-- Written task --
Pull out every line in the records that contains the string "author", matching case exactly.

-- Extracted records --
* * * * *

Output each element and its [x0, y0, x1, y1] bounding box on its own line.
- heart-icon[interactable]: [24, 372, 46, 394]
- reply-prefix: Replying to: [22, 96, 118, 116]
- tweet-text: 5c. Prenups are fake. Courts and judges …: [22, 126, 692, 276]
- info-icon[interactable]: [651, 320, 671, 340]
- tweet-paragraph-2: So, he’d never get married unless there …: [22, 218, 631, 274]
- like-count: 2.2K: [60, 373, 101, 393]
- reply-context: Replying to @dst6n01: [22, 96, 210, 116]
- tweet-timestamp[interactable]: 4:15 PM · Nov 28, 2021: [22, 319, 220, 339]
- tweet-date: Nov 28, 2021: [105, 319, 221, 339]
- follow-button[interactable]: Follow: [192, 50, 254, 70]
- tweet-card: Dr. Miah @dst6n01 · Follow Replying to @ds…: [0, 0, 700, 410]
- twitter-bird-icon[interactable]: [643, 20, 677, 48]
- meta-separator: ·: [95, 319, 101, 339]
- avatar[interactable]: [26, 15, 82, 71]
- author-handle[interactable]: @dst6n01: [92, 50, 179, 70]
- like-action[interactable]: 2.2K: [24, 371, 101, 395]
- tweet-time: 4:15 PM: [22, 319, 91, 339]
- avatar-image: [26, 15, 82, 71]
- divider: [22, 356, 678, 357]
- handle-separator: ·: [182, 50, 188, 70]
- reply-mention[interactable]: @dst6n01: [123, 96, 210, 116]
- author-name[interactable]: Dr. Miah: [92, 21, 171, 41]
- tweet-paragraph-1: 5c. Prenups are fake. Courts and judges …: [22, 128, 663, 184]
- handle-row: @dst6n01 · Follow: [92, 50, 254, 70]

* * * * *

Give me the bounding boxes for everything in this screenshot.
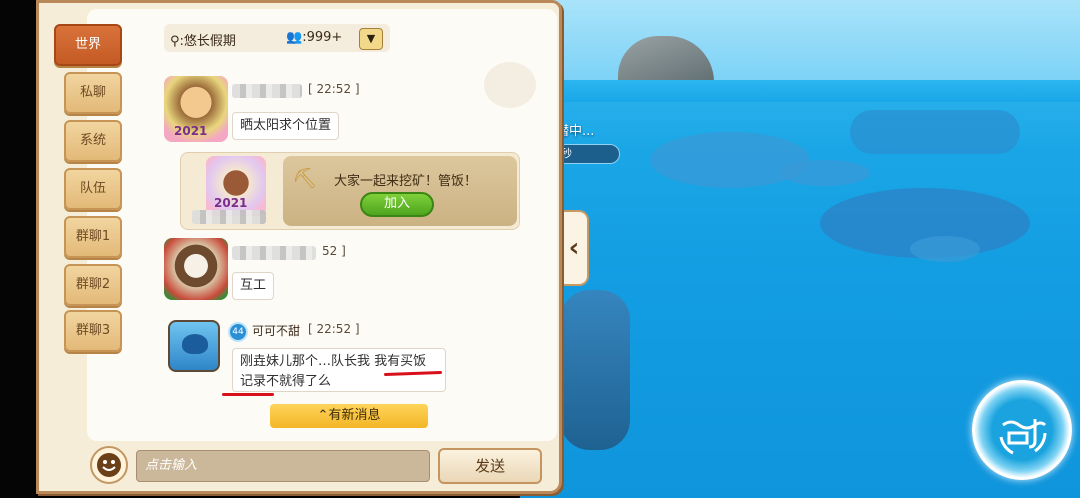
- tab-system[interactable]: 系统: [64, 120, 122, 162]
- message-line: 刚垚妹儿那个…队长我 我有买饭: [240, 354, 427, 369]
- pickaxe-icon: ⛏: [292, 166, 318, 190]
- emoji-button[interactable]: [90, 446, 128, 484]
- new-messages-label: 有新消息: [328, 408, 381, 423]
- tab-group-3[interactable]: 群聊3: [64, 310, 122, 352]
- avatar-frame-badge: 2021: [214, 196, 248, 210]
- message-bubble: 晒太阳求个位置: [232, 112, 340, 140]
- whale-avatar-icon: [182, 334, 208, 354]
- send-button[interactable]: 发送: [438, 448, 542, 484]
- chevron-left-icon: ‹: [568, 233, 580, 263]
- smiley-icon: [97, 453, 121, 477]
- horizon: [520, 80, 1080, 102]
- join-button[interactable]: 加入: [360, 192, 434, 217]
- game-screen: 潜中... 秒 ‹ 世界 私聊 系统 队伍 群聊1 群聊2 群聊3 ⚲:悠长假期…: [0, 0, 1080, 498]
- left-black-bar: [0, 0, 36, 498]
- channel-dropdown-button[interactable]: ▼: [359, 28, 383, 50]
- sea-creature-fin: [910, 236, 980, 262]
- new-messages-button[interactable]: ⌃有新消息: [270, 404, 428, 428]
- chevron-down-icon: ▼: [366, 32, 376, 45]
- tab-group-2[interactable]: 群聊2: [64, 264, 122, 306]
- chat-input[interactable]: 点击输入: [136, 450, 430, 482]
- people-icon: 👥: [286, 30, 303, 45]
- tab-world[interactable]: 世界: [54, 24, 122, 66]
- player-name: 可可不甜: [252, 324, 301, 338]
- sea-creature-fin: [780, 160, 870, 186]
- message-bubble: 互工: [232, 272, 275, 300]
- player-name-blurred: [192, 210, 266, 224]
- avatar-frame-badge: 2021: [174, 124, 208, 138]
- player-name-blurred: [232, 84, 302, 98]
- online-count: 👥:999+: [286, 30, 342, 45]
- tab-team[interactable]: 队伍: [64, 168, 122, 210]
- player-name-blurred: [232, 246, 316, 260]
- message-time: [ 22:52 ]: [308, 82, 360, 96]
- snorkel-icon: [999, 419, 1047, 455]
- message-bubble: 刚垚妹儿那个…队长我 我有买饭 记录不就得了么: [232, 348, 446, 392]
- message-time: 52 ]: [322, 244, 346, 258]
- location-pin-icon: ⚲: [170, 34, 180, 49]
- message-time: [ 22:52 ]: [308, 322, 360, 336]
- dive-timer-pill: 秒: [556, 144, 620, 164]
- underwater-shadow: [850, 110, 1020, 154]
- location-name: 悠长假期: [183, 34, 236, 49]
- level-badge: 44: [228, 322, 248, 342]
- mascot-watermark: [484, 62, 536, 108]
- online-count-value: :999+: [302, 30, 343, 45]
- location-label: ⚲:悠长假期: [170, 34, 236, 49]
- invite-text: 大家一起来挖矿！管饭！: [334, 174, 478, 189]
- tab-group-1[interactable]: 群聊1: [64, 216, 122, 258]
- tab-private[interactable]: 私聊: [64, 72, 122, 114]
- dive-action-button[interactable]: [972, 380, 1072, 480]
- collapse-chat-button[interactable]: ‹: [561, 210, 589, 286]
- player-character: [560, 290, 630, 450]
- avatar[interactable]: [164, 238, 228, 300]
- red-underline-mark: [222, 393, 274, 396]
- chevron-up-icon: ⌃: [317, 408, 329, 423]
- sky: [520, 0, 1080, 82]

* * * * *

-- Answer for this exercise --
- author-handle[interactable]: @dst6n01: [92, 50, 179, 70]
- author-name[interactable]: Dr. Miah: [92, 21, 171, 41]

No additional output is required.